EXERCISE TASK:
Output the material below in its entirety, exactly as given.

═══ DATA ENTRIES ═══

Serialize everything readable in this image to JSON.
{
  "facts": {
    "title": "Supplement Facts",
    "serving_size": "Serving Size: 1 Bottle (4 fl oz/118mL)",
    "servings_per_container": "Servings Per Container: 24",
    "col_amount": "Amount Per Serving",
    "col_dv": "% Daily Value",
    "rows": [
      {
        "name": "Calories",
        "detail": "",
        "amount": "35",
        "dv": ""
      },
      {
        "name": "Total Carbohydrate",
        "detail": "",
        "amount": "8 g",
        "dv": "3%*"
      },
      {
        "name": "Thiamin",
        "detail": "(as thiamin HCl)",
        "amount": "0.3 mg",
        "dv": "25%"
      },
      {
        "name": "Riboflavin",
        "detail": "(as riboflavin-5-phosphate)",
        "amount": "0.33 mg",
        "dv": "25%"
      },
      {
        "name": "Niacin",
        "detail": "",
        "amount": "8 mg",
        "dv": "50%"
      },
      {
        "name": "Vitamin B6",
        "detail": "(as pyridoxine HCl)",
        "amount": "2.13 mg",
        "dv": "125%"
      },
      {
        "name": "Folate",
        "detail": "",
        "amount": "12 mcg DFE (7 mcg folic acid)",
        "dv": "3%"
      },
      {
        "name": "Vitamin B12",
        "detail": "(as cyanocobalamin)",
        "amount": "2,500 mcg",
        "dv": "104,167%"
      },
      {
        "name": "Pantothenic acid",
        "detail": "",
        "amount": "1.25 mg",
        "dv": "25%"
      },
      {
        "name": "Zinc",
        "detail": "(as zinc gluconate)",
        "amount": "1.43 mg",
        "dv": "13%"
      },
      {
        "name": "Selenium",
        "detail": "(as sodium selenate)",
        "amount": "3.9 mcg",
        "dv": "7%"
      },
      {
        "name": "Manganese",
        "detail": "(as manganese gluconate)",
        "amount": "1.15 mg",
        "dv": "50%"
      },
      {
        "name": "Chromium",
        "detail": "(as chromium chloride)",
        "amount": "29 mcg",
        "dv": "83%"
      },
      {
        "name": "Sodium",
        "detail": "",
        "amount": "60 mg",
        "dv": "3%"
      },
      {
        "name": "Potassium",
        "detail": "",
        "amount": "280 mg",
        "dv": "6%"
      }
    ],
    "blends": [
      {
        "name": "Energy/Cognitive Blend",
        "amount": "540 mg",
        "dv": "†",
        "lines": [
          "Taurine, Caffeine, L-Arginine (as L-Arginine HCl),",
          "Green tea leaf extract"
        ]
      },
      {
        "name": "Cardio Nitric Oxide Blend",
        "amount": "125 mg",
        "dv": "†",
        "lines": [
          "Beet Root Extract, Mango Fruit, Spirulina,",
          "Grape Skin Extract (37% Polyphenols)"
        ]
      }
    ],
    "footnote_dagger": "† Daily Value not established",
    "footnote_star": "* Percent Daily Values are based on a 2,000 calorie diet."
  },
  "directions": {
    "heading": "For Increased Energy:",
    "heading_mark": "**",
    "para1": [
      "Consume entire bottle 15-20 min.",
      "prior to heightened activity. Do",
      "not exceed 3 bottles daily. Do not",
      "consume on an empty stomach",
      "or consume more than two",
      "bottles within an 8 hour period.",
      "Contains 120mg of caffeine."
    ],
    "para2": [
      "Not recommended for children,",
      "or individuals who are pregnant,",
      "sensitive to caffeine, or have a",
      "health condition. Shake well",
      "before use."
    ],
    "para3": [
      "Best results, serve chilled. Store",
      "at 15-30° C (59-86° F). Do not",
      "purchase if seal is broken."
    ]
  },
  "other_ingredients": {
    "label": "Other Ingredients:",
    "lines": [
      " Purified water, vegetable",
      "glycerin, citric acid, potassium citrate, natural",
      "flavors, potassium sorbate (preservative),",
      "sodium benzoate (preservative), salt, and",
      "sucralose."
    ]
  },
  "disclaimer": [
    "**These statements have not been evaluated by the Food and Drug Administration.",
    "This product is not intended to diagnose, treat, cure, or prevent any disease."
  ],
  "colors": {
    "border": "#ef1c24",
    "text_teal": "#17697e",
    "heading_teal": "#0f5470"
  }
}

═══

REPLY:
Serialize everything readable in this image to JSON.
{
  "facts": {
    "title": "Supplement Facts",
    "serving_size": "Serving Size: 1 Bottle (4 fl oz/118mL)",
    "servings_per_container": "Servings Per Container: 24",
    "col_amount": "Amount Per Serving",
    "col_dv": "% Daily Value",
    "rows": [
      {
        "name": "Calories",
        "detail": "",
        "amount": "35",
        "dv": ""
      },
      {
        "name": "Total Carbohydrate",
        "detail": "",
        "amount": "8 g",
        "dv": "3%*"
      },
      {
        "name": "Thiamin",
        "detail": "(as thiamin HCl)",
        "amount": "0.3 mg",
        "dv": "25%"
      },
      {
        "name": "Riboflavin",
        "detail": "(as riboflavin-5-phosphate)",
        "amount": "0.33 mg",
        "dv": "25%"
      },
      {
        "name": "Niacin",
        "detail": "",
        "amount": "8 mg",
        "dv": "50%"
      },
      {
        "name": "Vitamin B6",
        "detail": "(as pyridoxine HCl)",
        "amount": "2.13 mg",
        "dv": "125%"
      },
      {
        "name": "Folate",
        "detail": "",
        "amount": "12 mcg DFE (7 mcg folic acid)",
        "dv": "3%"
      },
      {
        "name": "Vitamin B12",
        "detail": "(as cyanocobalamin)",
        "amount": "2,500 mcg",
        "dv": "104,167%"
      },
      {
        "name": "Pantothenic acid",
        "detail": "",
        "amount": "1.25 mg",
        "dv": "25%"
      },
      {
        "name": "Zinc",
        "detail": "(as zinc gluconate)",
        "amount": "1.43 mg",
        "dv": "13%"
      },
      {
        "name": "Selenium",
        "detail": "(as sodium selenate)",
        "amount": "3.9 mcg",
        "dv": "7%"
      },
      {
        "name": "Manganese",
        "detail": "(as manganese gluconate)",
        "amount": "1.15 mg",
        "dv": "50%"
      },
      {
        "name": "Chromium",
        "detail": "(as chromium chloride)",
        "amount": "29 mcg",
        "dv": "83%"
      },
      {
        "name": "Sodium",
        "detail": "",
        "amount": "60 mg",
        "dv": "3%"
      },
      {
        "name": "Potassium",
        "detail": "",
        "amount": "280 mg",
        "dv": "6%"
      }
    ],
    "blends": [
      {
        "name": "Energy/Cognitive Blend",
        "amount": "540 mg",
        "dv": "†",
        "lines": [
          "Taurine, Caffeine, L-Arginine (as L-Arginine HCl),",
          "Green tea leaf extract"
        ]
      },
      {
        "name": "Cardio Nitric Oxide Blend",
        "amount": "125 mg",
        "dv": "†",
        "lines": [
          "Beet Root Extract, Mango Fruit, Spirulina,",
          "Grape Skin Extract (37% Polyphenols)"
        ]
      }
    ],
    "footnote_dagger": "† Daily Value not established",
    "footnote_star": "* Percent Daily Values are based on a 2,000 calorie diet."
  },
  "directions": {
    "heading": "For Increased Energy:",
    "heading_mark": "**",
    "para1": [
      "Consume entire bottle 15-20 min.",
      "prior to heightened activity. Do",
      "not exceed 3 bottles daily. Do not",
      "consume on an empty stomach",
      "or consume more than two",
      "bottles within an 8 hour period.",
      "Contains 120mg of caffeine."
    ],
    "para2": [
      "Not recommended for children,",
      "or individuals who are pregnant,",
      "sensitive to caffeine, or have a",
      "health condition. Shake well",
      "before use."
    ],
    "para3": [
      "Best results, serve chilled. Store",
      "at 15-30° C (59-86° F). Do not",
      "purchase if seal is broken."
    ]
  },
  "other_ingredients": {
    "label": "Other Ingredients:",
    "lines": [
      " Purified water, vegetable",
      "glycerin, citric acid, potassium citrate, natural",
      "flavors, potassium sorbate (preservative),",
      "sodium benzoate (preservative), salt, and",
      "sucralose."
    ]
  },
  "disclaimer": [
    "**These statements have not been evaluated by the Food and Drug Administration.",
    "This product is not intended to diagnose, treat, cure, or prevent any disease."
  ],
  "colors": {
    "border": "#ef1c24",
    "text_teal": "#17697e",
    "heading_teal": "#0f5470"
  }
}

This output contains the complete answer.